* _To do_
Retype the records from the line with "bar [365, 460, 466, 503]" up to and including the line with "data-label: 7,4 [420, 702, 453, 728]", keeping each line identical.

start

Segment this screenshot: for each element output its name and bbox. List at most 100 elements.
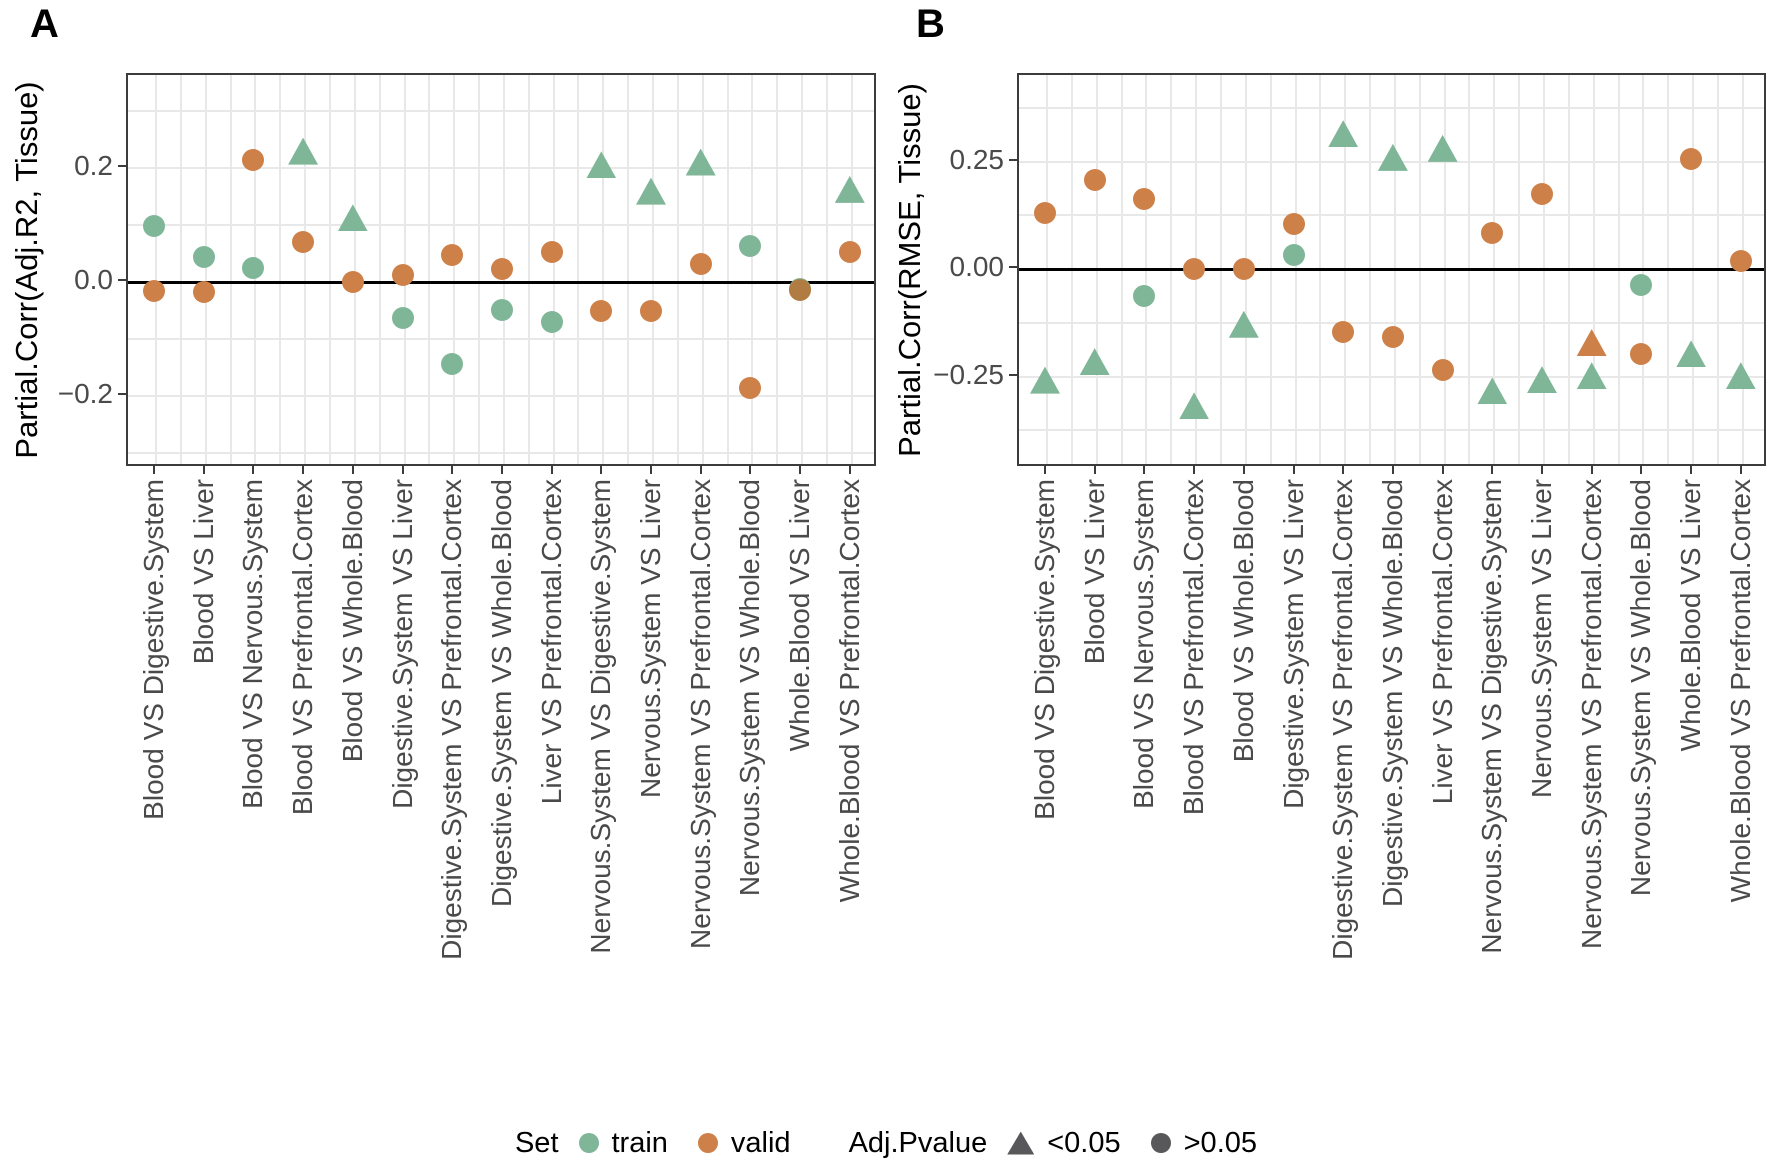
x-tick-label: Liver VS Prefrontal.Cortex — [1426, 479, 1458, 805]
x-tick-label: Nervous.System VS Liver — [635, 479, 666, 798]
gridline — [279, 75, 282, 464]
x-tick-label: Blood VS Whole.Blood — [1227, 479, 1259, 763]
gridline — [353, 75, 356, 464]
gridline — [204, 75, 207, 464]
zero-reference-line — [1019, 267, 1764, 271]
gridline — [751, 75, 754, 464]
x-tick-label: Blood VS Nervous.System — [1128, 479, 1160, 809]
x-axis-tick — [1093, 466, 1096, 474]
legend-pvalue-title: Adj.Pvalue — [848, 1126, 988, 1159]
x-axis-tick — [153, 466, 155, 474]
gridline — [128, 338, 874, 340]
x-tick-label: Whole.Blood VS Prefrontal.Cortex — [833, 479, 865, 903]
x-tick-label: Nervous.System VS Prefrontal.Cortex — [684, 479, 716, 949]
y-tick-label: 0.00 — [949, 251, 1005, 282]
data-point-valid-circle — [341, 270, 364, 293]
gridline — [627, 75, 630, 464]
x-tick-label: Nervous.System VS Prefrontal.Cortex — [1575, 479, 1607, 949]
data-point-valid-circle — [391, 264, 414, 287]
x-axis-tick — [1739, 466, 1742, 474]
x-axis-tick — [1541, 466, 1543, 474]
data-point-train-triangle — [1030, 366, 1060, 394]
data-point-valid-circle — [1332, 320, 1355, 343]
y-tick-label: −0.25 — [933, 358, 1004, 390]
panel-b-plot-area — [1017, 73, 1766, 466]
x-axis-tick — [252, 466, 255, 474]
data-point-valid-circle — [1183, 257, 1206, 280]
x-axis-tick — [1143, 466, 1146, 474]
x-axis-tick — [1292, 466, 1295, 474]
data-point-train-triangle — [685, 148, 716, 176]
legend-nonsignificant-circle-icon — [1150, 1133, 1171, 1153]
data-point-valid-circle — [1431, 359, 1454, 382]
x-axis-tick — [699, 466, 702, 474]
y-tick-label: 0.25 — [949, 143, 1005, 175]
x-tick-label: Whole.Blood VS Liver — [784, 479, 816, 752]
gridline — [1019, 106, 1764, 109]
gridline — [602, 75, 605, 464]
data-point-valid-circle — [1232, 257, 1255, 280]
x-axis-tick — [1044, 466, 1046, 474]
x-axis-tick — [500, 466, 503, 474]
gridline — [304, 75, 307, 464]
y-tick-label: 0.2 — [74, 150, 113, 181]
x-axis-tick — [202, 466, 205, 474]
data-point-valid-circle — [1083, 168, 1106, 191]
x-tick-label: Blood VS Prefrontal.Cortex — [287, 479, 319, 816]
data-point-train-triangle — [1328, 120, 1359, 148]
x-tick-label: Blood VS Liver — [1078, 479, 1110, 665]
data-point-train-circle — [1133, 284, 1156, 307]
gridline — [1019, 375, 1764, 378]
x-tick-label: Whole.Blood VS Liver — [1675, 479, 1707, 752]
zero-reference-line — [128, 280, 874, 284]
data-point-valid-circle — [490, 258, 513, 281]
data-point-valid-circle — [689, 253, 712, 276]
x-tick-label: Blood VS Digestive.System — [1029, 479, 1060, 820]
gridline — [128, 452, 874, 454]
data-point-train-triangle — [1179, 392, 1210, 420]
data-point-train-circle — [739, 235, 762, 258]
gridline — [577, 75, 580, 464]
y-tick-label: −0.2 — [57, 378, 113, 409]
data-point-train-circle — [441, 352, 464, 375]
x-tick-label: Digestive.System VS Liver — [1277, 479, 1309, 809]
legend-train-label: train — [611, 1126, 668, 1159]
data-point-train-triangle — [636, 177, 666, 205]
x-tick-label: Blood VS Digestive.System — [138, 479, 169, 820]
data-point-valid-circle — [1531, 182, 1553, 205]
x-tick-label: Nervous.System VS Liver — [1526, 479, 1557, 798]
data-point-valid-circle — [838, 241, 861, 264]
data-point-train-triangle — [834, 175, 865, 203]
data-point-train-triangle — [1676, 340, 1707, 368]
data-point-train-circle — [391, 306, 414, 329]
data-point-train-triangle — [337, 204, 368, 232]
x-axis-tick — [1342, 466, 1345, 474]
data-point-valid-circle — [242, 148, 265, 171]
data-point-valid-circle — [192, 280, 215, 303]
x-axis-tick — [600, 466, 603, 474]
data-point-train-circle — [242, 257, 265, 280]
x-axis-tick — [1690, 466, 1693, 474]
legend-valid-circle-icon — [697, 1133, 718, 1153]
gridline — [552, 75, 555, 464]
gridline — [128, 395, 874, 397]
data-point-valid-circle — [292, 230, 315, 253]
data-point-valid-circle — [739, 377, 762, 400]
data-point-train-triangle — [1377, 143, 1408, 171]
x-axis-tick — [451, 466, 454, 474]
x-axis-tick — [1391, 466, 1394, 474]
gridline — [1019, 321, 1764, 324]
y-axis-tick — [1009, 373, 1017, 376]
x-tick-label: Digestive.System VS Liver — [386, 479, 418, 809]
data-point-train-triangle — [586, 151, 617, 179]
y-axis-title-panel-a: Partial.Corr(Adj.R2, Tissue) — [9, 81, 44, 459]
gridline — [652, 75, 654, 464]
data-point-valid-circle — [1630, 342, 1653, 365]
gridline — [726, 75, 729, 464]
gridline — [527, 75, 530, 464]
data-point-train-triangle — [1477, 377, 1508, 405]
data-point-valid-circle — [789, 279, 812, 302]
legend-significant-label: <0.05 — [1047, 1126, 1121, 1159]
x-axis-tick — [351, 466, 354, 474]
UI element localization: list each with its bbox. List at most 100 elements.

end
start

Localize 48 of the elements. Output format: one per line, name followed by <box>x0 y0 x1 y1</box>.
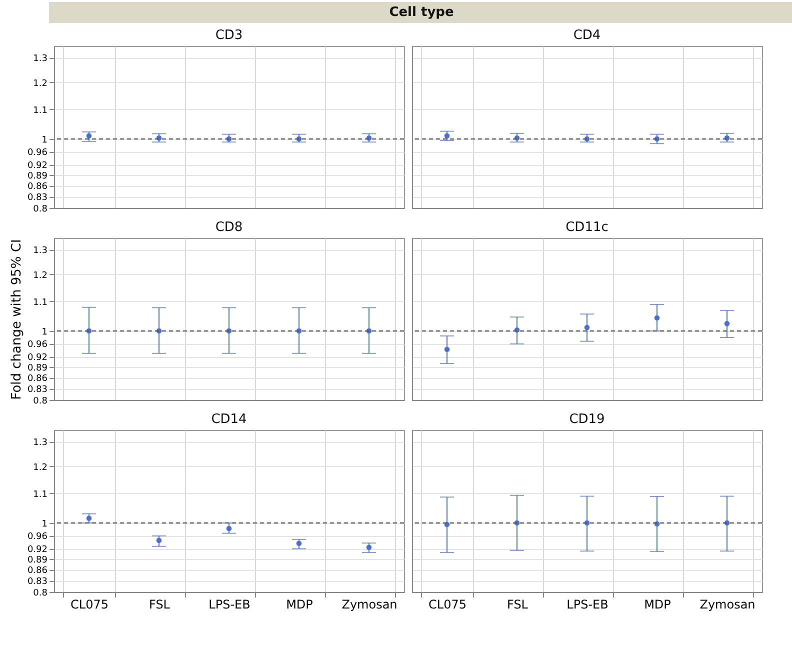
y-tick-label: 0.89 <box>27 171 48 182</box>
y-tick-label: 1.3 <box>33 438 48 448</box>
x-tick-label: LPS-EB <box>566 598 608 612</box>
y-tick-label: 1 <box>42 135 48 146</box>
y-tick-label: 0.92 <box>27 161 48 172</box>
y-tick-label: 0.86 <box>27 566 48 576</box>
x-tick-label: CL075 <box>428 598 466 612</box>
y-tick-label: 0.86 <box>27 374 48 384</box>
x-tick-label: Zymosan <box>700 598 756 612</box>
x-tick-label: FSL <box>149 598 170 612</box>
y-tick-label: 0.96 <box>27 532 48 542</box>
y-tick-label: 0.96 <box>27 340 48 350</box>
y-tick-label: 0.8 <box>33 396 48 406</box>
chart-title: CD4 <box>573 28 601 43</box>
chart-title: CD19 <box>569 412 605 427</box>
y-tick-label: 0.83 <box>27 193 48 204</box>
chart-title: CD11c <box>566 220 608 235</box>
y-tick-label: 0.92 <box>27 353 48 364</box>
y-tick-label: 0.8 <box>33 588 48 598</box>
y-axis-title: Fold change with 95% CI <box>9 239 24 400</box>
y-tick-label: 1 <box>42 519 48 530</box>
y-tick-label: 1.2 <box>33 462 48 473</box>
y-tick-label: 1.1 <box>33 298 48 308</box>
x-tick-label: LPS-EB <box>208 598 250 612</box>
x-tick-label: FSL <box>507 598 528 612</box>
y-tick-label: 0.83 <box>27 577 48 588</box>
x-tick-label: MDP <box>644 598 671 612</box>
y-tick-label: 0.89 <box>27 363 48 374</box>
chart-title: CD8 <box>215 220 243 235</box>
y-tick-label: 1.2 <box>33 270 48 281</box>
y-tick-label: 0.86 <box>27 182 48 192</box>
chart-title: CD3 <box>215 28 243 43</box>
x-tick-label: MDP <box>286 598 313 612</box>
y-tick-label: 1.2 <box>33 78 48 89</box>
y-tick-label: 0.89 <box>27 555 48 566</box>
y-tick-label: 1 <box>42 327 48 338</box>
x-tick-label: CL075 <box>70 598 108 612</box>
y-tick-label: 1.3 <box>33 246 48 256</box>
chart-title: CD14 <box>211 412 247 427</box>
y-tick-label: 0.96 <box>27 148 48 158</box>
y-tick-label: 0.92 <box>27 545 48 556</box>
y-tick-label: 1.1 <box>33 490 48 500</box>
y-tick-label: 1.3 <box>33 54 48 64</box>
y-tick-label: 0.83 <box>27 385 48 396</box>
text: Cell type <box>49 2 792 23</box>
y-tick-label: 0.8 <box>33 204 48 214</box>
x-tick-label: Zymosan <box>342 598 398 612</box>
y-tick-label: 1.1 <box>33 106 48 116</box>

end
start

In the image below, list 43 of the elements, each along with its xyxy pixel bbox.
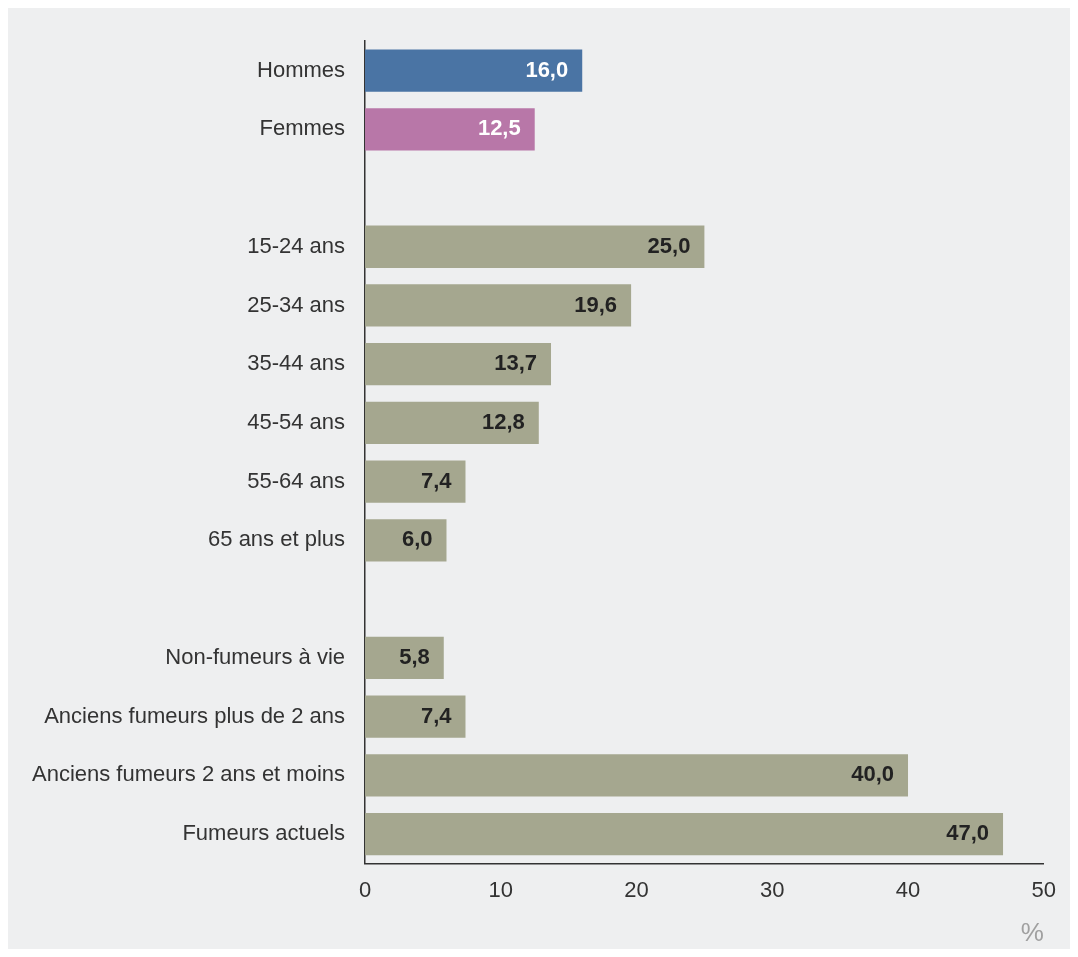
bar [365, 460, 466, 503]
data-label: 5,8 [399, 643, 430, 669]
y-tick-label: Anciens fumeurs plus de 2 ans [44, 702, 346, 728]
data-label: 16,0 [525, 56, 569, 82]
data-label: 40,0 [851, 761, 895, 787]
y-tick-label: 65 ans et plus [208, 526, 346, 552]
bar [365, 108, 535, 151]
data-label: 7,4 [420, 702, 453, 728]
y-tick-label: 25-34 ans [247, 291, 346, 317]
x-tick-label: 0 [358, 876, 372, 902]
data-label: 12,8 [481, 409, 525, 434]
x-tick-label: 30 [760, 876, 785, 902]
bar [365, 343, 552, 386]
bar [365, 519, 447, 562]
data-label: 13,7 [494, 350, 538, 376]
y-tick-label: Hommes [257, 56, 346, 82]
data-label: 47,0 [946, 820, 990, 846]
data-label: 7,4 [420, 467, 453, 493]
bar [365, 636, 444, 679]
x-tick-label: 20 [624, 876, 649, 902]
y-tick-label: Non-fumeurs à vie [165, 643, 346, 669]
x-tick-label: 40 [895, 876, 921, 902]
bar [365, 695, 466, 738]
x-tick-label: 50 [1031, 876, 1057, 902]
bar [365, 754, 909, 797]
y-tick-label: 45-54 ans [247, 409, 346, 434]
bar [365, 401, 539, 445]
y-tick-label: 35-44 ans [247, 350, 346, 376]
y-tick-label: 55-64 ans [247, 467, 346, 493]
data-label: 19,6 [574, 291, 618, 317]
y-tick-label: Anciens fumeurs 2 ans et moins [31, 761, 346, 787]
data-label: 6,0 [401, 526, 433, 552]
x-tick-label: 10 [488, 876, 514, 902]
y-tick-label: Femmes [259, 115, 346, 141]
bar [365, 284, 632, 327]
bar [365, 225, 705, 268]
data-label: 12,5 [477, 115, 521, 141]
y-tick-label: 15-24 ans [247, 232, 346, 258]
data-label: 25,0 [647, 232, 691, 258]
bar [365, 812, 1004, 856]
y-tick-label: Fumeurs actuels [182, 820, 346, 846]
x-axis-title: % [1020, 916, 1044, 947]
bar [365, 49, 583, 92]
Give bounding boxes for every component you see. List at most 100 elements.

end

* _Written response_
bar [365, 460, 466, 503]
data-label: 5,8 [399, 643, 430, 669]
y-tick-label: Anciens fumeurs plus de 2 ans [44, 702, 346, 728]
data-label: 16,0 [525, 56, 569, 82]
data-label: 40,0 [851, 761, 895, 787]
y-tick-label: 65 ans et plus [208, 526, 346, 552]
bar [365, 108, 535, 151]
data-label: 7,4 [420, 702, 453, 728]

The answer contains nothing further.